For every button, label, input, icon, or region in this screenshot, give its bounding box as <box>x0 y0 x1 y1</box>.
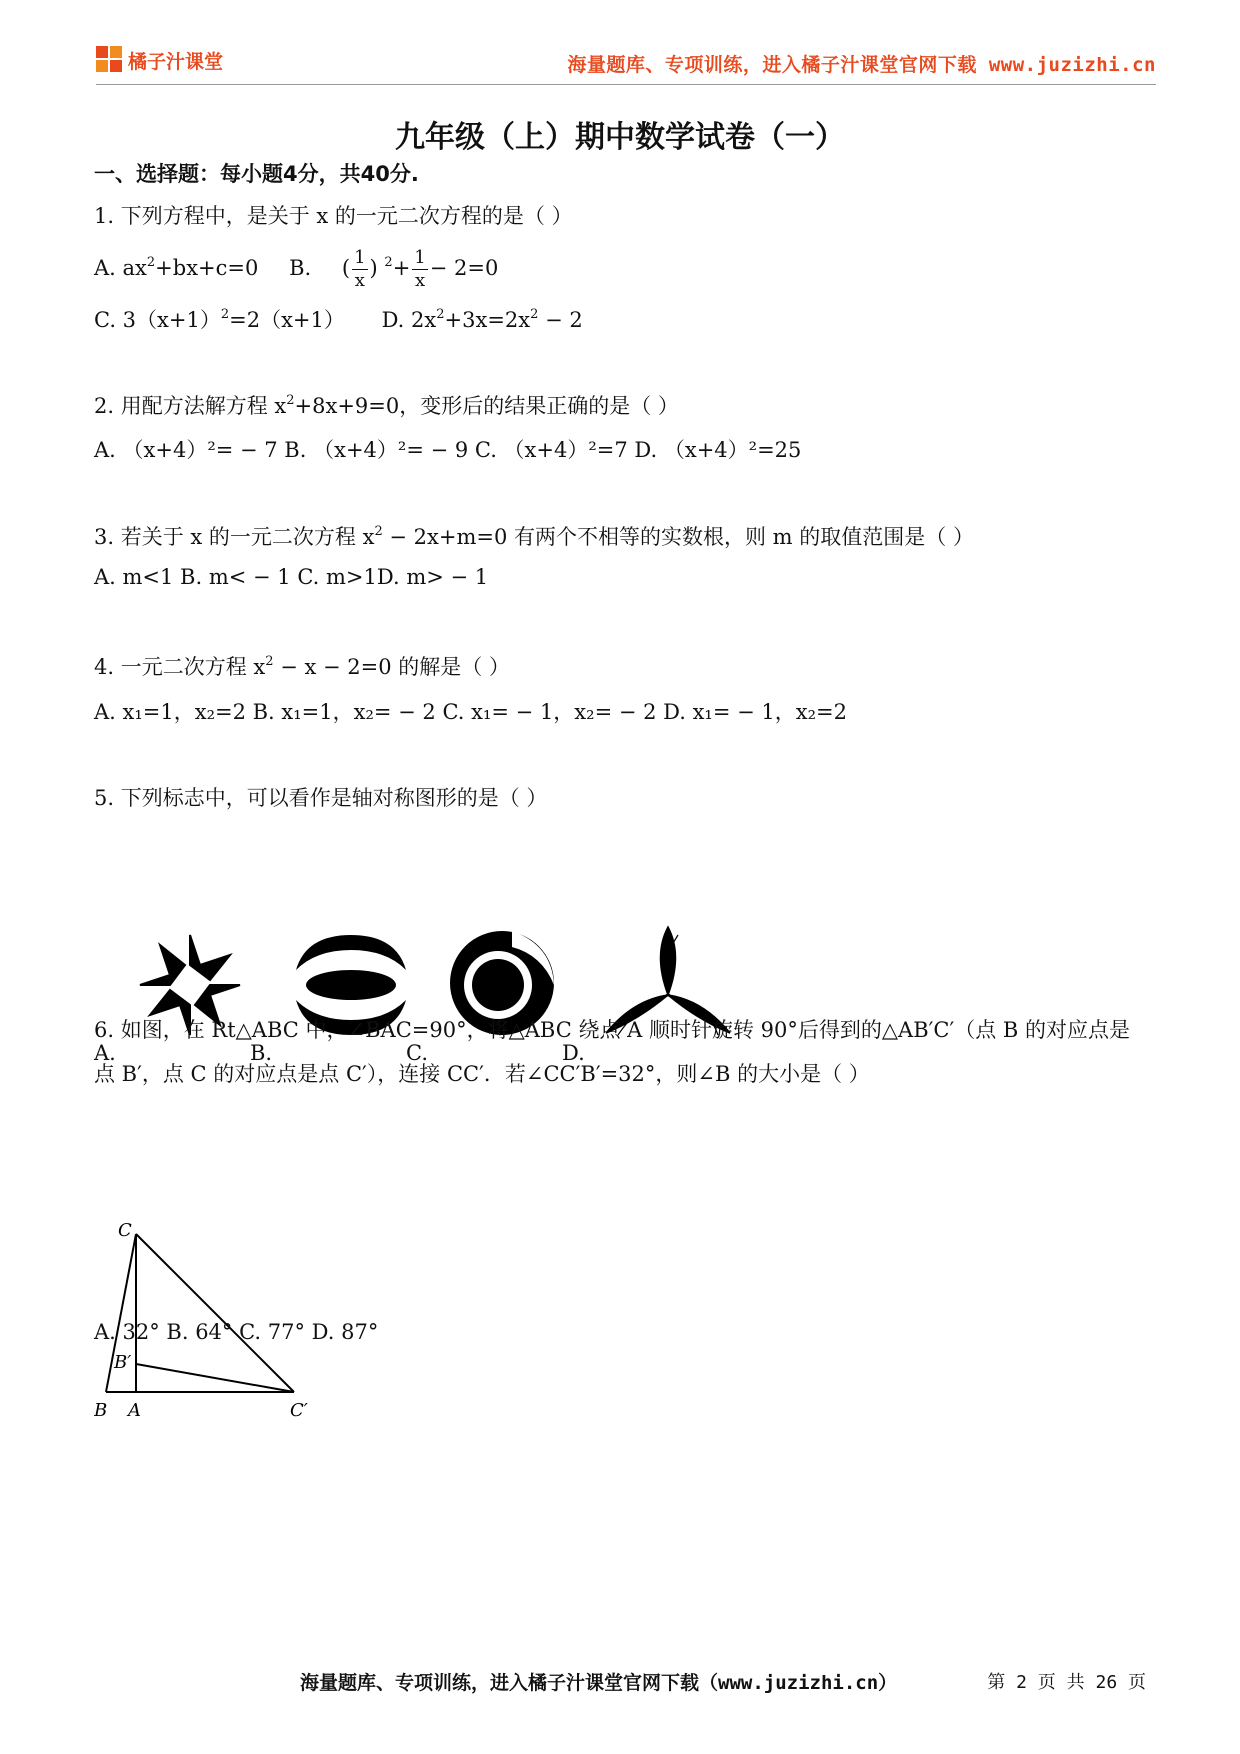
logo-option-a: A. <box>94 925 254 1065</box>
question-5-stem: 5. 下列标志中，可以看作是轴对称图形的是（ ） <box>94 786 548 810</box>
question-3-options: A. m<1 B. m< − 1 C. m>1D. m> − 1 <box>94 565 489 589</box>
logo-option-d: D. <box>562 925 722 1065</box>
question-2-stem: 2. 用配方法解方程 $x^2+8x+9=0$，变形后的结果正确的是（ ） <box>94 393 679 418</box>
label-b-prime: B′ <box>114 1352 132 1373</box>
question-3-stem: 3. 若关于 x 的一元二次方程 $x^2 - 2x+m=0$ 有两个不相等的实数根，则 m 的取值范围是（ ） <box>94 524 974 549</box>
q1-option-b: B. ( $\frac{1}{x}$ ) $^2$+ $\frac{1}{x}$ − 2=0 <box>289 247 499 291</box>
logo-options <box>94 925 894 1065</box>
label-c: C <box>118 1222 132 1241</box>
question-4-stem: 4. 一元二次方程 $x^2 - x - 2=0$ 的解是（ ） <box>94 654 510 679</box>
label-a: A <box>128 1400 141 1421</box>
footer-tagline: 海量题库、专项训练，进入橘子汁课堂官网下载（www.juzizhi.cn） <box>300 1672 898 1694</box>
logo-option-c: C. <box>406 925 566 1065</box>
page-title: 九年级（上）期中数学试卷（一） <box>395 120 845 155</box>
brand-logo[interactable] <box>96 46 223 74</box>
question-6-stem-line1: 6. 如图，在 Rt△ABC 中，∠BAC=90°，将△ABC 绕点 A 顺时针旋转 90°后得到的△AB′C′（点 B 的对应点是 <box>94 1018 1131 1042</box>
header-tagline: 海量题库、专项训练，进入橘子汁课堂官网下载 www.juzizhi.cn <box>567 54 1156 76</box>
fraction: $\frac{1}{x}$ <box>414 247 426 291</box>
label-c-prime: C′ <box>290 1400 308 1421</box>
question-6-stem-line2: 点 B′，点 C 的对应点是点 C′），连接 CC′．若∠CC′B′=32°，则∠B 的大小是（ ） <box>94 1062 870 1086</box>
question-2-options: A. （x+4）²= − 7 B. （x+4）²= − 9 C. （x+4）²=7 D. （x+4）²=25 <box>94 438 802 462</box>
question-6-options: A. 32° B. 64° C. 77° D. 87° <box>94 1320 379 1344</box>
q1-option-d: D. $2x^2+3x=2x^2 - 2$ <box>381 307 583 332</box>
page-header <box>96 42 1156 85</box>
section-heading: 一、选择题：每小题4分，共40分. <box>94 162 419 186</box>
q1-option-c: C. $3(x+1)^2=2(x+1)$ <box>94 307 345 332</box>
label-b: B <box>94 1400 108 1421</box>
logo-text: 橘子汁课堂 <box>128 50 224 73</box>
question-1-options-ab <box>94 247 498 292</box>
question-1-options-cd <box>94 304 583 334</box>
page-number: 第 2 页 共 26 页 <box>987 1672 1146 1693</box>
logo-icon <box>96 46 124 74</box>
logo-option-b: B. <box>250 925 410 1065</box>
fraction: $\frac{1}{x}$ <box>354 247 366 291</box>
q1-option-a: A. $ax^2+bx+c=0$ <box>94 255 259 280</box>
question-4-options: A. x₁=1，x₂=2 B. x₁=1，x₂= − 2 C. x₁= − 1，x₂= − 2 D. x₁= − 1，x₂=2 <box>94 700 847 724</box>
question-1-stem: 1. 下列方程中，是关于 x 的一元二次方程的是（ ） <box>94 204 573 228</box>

=-=-=-=-=

▶ PROBLEM TO WORK ON: Print the records exactly, starting at the line containing "logo-option-a: A. <box>94 925 254 1065</box>" and ending at the line containing "question-6-stem-line1: 6. 如图，在".

▶ OUTPUT OF THE TASK:
logo-option-a: A. <box>94 925 254 1065</box>
question-5-stem: 5. 下列标志中，可以看作是轴对称图形的是（ ） <box>94 786 548 810</box>
question-3-options: A. m<1 B. m< − 1 C. m>1D. m> − 1 <box>94 565 489 589</box>
logo-option-d: D. <box>562 925 722 1065</box>
question-2-stem: 2. 用配方法解方程 $x^2+8x+9=0$，变形后的结果正确的是（ ） <box>94 393 679 418</box>
label-b-prime: B′ <box>114 1352 132 1373</box>
question-3-stem: 3. 若关于 x 的一元二次方程 $x^2 - 2x+m=0$ 有两个不相等的实数根，则 m 的取值范围是（ ） <box>94 524 974 549</box>
q1-option-b: B. ( $\frac{1}{x}$ ) $^2$+ $\frac{1}{x}$ − 2=0 <box>289 247 499 291</box>
logo-options <box>94 925 894 1065</box>
label-c: C <box>118 1222 132 1241</box>
question-4-stem: 4. 一元二次方程 $x^2 - x - 2=0$ 的解是（ ） <box>94 654 510 679</box>
label-a: A <box>128 1400 141 1421</box>
footer-tagline: 海量题库、专项训练，进入橘子汁课堂官网下载（www.juzizhi.cn） <box>300 1672 898 1694</box>
logo-option-c: C. <box>406 925 566 1065</box>
page-title: 九年级（上）期中数学试卷（一） <box>395 120 845 155</box>
brand-logo[interactable] <box>96 46 223 74</box>
question-6-stem-line1: 6. 如图，在 Rt△ABC 中，∠BAC=90°，将△ABC 绕点 A 顺时针旋转 90°后得到的△AB′C′（点 B 的对应点是 <box>94 1018 1131 1042</box>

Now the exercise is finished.